### ENTRIES PROVIDED
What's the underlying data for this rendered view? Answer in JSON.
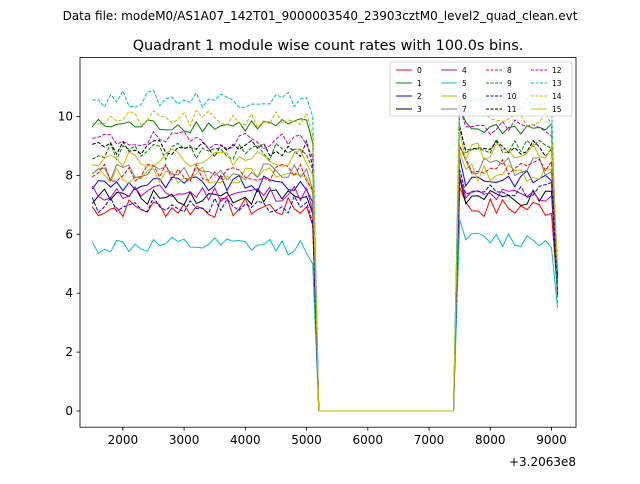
{
  "figure": {
    "suptitle": "Data file: modeM0/AS1A07_142T01_9000003540_23903cztM0_level2_quad_clean.evt"
  },
  "chart_data": {
    "type": "line",
    "title": "Quadrant 1 module wise count rates with 100.0s bins.",
    "xlabel": "",
    "ylabel": "",
    "x_offset_label": "+3.2063e8",
    "xlim": [
      1300,
      9400
    ],
    "ylim": [
      -0.55,
      12.0
    ],
    "xticks": [
      2000,
      3000,
      4000,
      5000,
      6000,
      7000,
      8000,
      9000
    ],
    "xtick_labels": [
      "2000",
      "3000",
      "4000",
      "5000",
      "6000",
      "7000",
      "8000",
      "9000"
    ],
    "yticks": [
      0,
      2,
      4,
      6,
      8,
      10
    ],
    "ytick_labels": [
      "0",
      "2",
      "4",
      "6",
      "8",
      "10"
    ],
    "grid": false,
    "legend_position": "top-right",
    "legend_columns": 4,
    "x_segments": [
      {
        "start": 1500,
        "end": 5100,
        "step": 100
      },
      {
        "start": 7500,
        "end": 9100,
        "step": 100
      }
    ],
    "gap_zero_range": [
      5200,
      7400
    ],
    "series": [
      {
        "name": "0",
        "color": "#ff0000",
        "dashed": false,
        "level_a": 6.9,
        "level_b": 6.9,
        "amp": 0.35,
        "dip_end": 4.0
      },
      {
        "name": "1",
        "color": "#008000",
        "dashed": false,
        "level_a": 9.7,
        "level_b": 9.6,
        "amp": 0.25,
        "dip_end": 4.4
      },
      {
        "name": "2",
        "color": "#0000ff",
        "dashed": false,
        "level_a": 7.7,
        "level_b": 7.9,
        "amp": 0.3,
        "dip_end": 4.0
      },
      {
        "name": "3",
        "color": "#000000",
        "dashed": false,
        "level_a": 7.3,
        "level_b": 7.2,
        "amp": 0.3,
        "dip_end": 3.9
      },
      {
        "name": "4",
        "color": "#bf00bf",
        "dashed": false,
        "level_a": 7.4,
        "level_b": 7.3,
        "amp": 0.3,
        "dip_end": 4.5
      },
      {
        "name": "5",
        "color": "#00bfbf",
        "dashed": false,
        "level_a": 5.6,
        "level_b": 5.8,
        "amp": 0.3,
        "dip_end": 3.5
      },
      {
        "name": "6",
        "color": "#bfbf00",
        "dashed": false,
        "level_a": 8.0,
        "level_b": 8.1,
        "amp": 0.3,
        "dip_end": 4.2
      },
      {
        "name": "7",
        "color": "#808080",
        "dashed": false,
        "level_a": 8.1,
        "level_b": 8.3,
        "amp": 0.3,
        "dip_end": 4.4
      },
      {
        "name": "8",
        "color": "#ff0000",
        "dashed": true,
        "level_a": 8.1,
        "level_b": 8.3,
        "amp": 0.3,
        "dip_end": 4.6
      },
      {
        "name": "9",
        "color": "#008000",
        "dashed": true,
        "level_a": 8.8,
        "level_b": 9.0,
        "amp": 0.3,
        "dip_end": 4.7
      },
      {
        "name": "10",
        "color": "#0000ff",
        "dashed": true,
        "level_a": 7.0,
        "level_b": 7.5,
        "amp": 0.3,
        "dip_end": 4.2
      },
      {
        "name": "11",
        "color": "#000000",
        "dashed": true,
        "level_a": 8.9,
        "level_b": 8.9,
        "amp": 0.3,
        "dip_end": 4.6
      },
      {
        "name": "12",
        "color": "#bf00bf",
        "dashed": true,
        "level_a": 9.2,
        "level_b": 9.6,
        "amp": 0.3,
        "dip_end": 4.7
      },
      {
        "name": "13",
        "color": "#00bfbf",
        "dashed": true,
        "level_a": 10.6,
        "level_b": 10.4,
        "amp": 0.3,
        "dip_end": 3.6
      },
      {
        "name": "14",
        "color": "#bfbf00",
        "dashed": true,
        "level_a": 9.9,
        "level_b": 9.9,
        "amp": 0.3,
        "dip_end": 4.8
      },
      {
        "name": "15",
        "color": "#bfbf00",
        "dashed": false,
        "level_a": 8.6,
        "level_b": 8.8,
        "amp": 0.3,
        "dip_end": 5.0
      }
    ]
  }
}
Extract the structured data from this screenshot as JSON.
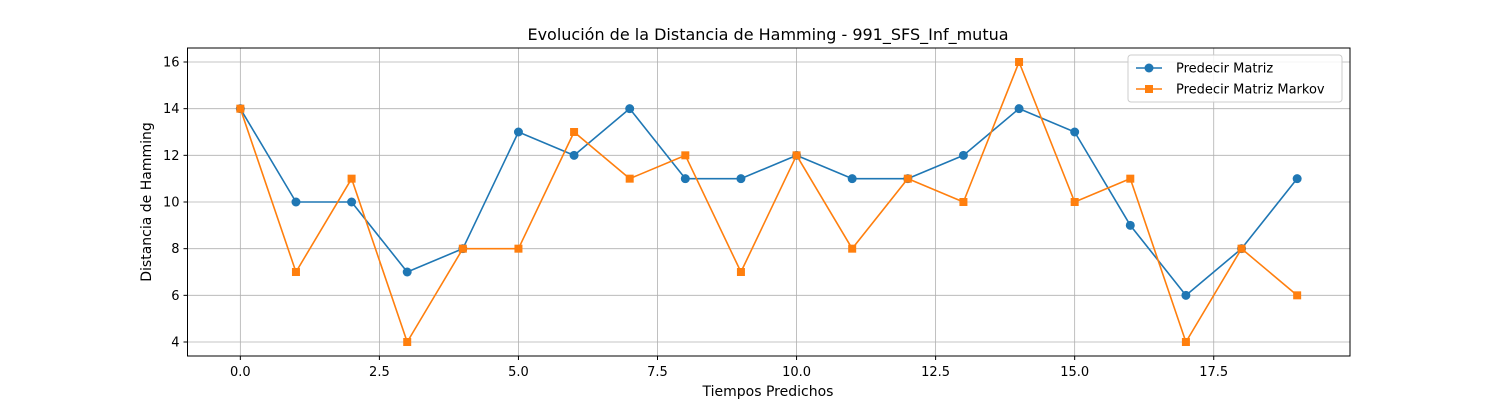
{
  "chart_data": {
    "type": "line",
    "title": "Evolución de la Distancia de Hamming - 991_SFS_Inf_mutua",
    "xlabel": "Tiempos Predichos",
    "ylabel": "Distancia de Hamming",
    "x": [
      0,
      1,
      2,
      3,
      4,
      5,
      6,
      7,
      8,
      9,
      10,
      11,
      12,
      13,
      14,
      15,
      16,
      17,
      18,
      19
    ],
    "xlim": [
      -0.95,
      19.95
    ],
    "ylim": [
      3.4,
      16.6
    ],
    "xticks": [
      0.0,
      2.5,
      5.0,
      7.5,
      10.0,
      12.5,
      15.0,
      17.5
    ],
    "xtick_labels": [
      "0.0",
      "2.5",
      "5.0",
      "7.5",
      "10.0",
      "12.5",
      "15.0",
      "17.5"
    ],
    "yticks": [
      4,
      6,
      8,
      10,
      12,
      14,
      16
    ],
    "ytick_labels": [
      "4",
      "6",
      "8",
      "10",
      "12",
      "14",
      "16"
    ],
    "grid": true,
    "legend_position": "top-right",
    "series": [
      {
        "name": "Predecir Matriz",
        "color": "#1f77b4",
        "marker": "circle",
        "values": [
          14,
          10,
          10,
          7,
          8,
          13,
          12,
          14,
          11,
          11,
          12,
          11,
          11,
          12,
          14,
          13,
          9,
          6,
          8,
          11
        ]
      },
      {
        "name": "Predecir Matriz Markov",
        "color": "#ff7f0e",
        "marker": "square",
        "values": [
          14,
          7,
          11,
          4,
          8,
          8,
          13,
          11,
          12,
          7,
          12,
          8,
          11,
          10,
          16,
          10,
          11,
          4,
          8,
          6
        ]
      }
    ]
  }
}
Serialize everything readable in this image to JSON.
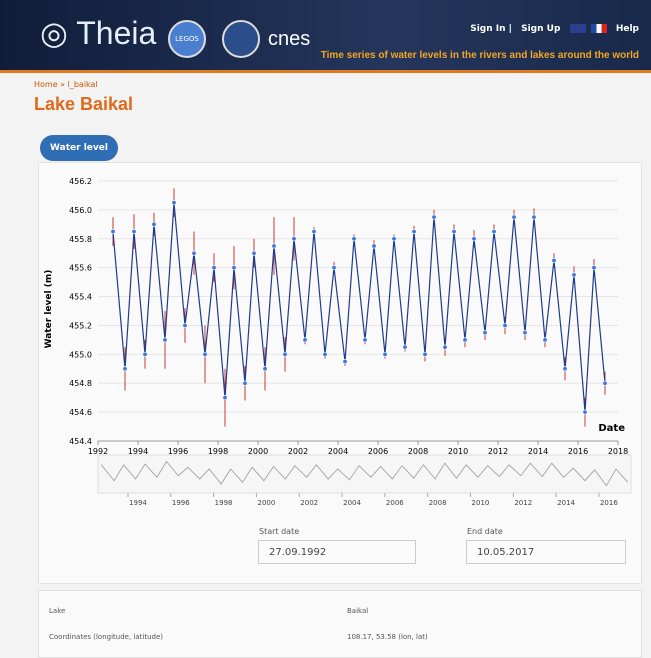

### DESCRIPTION OF THE TASK
Without the pictures, copy the material exactly as given.

### EXERCISE OUTPUT
What's the underlying data for this rendered view? Answer in JSON.
{
  "figure": {
    "suptitle": "Data file: modeM0/AS1A07_142T01_9000003540_23903cztM0_level2_quad_clean.evt"
  },
  "chart_data": {
    "type": "line",
    "title": "Quadrant 1 module wise count rates with 100.0s bins.",
    "xlabel": "",
    "ylabel": "",
    "x_offset_label": "+3.2063e8",
    "xlim": [
      1300,
      9400
    ],
    "ylim": [
      -0.55,
      12.0
    ],
    "xticks": [
      2000,
      3000,
      4000,
      5000,
      6000,
      7000,
      8000,
      9000
    ],
    "xtick_labels": [
      "2000",
      "3000",
      "4000",
      "5000",
      "6000",
      "7000",
      "8000",
      "9000"
    ],
    "yticks": [
      0,
      2,
      4,
      6,
      8,
      10
    ],
    "ytick_labels": [
      "0",
      "2",
      "4",
      "6",
      "8",
      "10"
    ],
    "grid": false,
    "legend_position": "top-right",
    "legend_columns": 4,
    "x_segments": [
      {
        "start": 1500,
        "end": 5100,
        "step": 100
      },
      {
        "start": 7500,
        "end": 9100,
        "step": 100
      }
    ],
    "gap_zero_range": [
      5200,
      7400
    ],
    "series": [
      {
        "name": "0",
        "color": "#ff0000",
        "dashed": false,
        "level_a": 6.9,
        "level_b": 6.9,
        "amp": 0.35,
        "dip_end": 4.0
      },
      {
        "name": "1",
        "color": "#008000",
        "dashed": false,
        "level_a": 9.7,
        "level_b": 9.6,
        "amp": 0.25,
        "dip_end": 4.4
      },
      {
        "name": "2",
        "color": "#0000ff",
        "dashed": false,
        "level_a": 7.7,
        "level_b": 7.9,
        "amp": 0.3,
        "dip_end": 4.0
      },
      {
        "name": "3",
        "color": "#000000",
        "dashed": false,
        "level_a": 7.3,
        "level_b": 7.2,
        "amp": 0.3,
        "dip_end": 3.9
      },
      {
        "name": "4",
        "color": "#bf00bf",
        "dashed": false,
        "level_a": 7.4,
        "level_b": 7.3,
        "amp": 0.3,
        "dip_end": 4.5
      },
      {
        "name": "5",
        "color": "#00bfbf",
        "dashed": false,
        "level_a": 5.6,
        "level_b": 5.8,
        "amp": 0.3,
        "dip_end": 3.5
      },
      {
        "name": "6",
        "color": "#bfbf00",
        "dashed": false,
        "level_a": 8.0,
        "level_b": 8.1,
        "amp": 0.3,
        "dip_end": 4.2
      },
      {
        "name": "7",
        "color": "#808080",
        "dashed": false,
        "level_a": 8.1,
        "level_b": 8.3,
        "amp": 0.3,
        "dip_end": 4.4
      },
      {
        "name": "8",
        "color": "#ff0000",
        "dashed": true,
        "level_a": 8.1,
        "level_b": 8.3,
        "amp": 0.3,
        "dip_end": 4.6
      },
      {
        "name": "9",
        "color": "#008000",
        "dashed": true,
        "level_a": 8.8,
        "level_b": 9.0,
        "amp": 0.3,
        "dip_end": 4.7
      },
      {
        "name": "10",
        "color": "#0000ff",
        "dashed": true,
        "level_a": 7.0,
        "level_b": 7.5,
        "amp": 0.3,
        "dip_end": 4.2
      },
      {
        "name": "11",
        "color": "#000000",
        "dashed": true,
        "level_a": 8.9,
        "level_b": 8.9,
        "amp": 0.3,
        "dip_end": 4.6
      },
      {
        "name": "12",
        "color": "#bf00bf",
        "dashed": true,
        "level_a": 9.2,
        "level_b": 9.6,
        "amp": 0.3,
        "dip_end": 4.7
      },
      {
        "name": "13",
        "color": "#00bfbf",
        "dashed": true,
        "level_a": 10.6,
        "level_b": 10.4,
        "amp": 0.3,
        "dip_end": 3.6
      },
      {
        "name": "14",
        "color": "#bfbf00",
        "dashed": true,
        "level_a": 9.9,
        "level_b": 9.9,
        "amp": 0.3,
        "dip_end": 4.8
      },
      {
        "name": "15",
        "color": "#bfbf00",
        "dashed": false,
        "level_a": 8.6,
        "level_b": 8.8,
        "amp": 0.3,
        "dip_end": 5.0
      }
    ]
  }
}
Extract the structured data from this screenshot as JSON.
{
  "chart_data": {
    "type": "line",
    "title": "Evolución de la Distancia de Hamming - 991_SFS_Inf_mutua",
    "xlabel": "Tiempos Predichos",
    "ylabel": "Distancia de Hamming",
    "x": [
      0,
      1,
      2,
      3,
      4,
      5,
      6,
      7,
      8,
      9,
      10,
      11,
      12,
      13,
      14,
      15,
      16,
      17,
      18,
      19
    ],
    "xlim": [
      -0.95,
      19.95
    ],
    "ylim": [
      3.4,
      16.6
    ],
    "xticks": [
      0.0,
      2.5,
      5.0,
      7.5,
      10.0,
      12.5,
      15.0,
      17.5
    ],
    "xtick_labels": [
      "0.0",
      "2.5",
      "5.0",
      "7.5",
      "10.0",
      "12.5",
      "15.0",
      "17.5"
    ],
    "yticks": [
      4,
      6,
      8,
      10,
      12,
      14,
      16
    ],
    "ytick_labels": [
      "4",
      "6",
      "8",
      "10",
      "12",
      "14",
      "16"
    ],
    "grid": true,
    "legend_position": "top-right",
    "series": [
      {
        "name": "Predecir Matriz",
        "color": "#1f77b4",
        "marker": "circle",
        "values": [
          14,
          10,
          10,
          7,
          8,
          13,
          12,
          14,
          11,
          11,
          12,
          11,
          11,
          12,
          14,
          13,
          9,
          6,
          8,
          11
        ]
      },
      {
        "name": "Predecir Matriz Markov",
        "color": "#ff7f0e",
        "marker": "square",
        "values": [
          14,
          7,
          11,
          4,
          8,
          8,
          13,
          11,
          12,
          7,
          12,
          8,
          11,
          10,
          16,
          10,
          11,
          4,
          8,
          6
        ]
      }
    ]
  }
}
Serialize everything readable in this image to JSON.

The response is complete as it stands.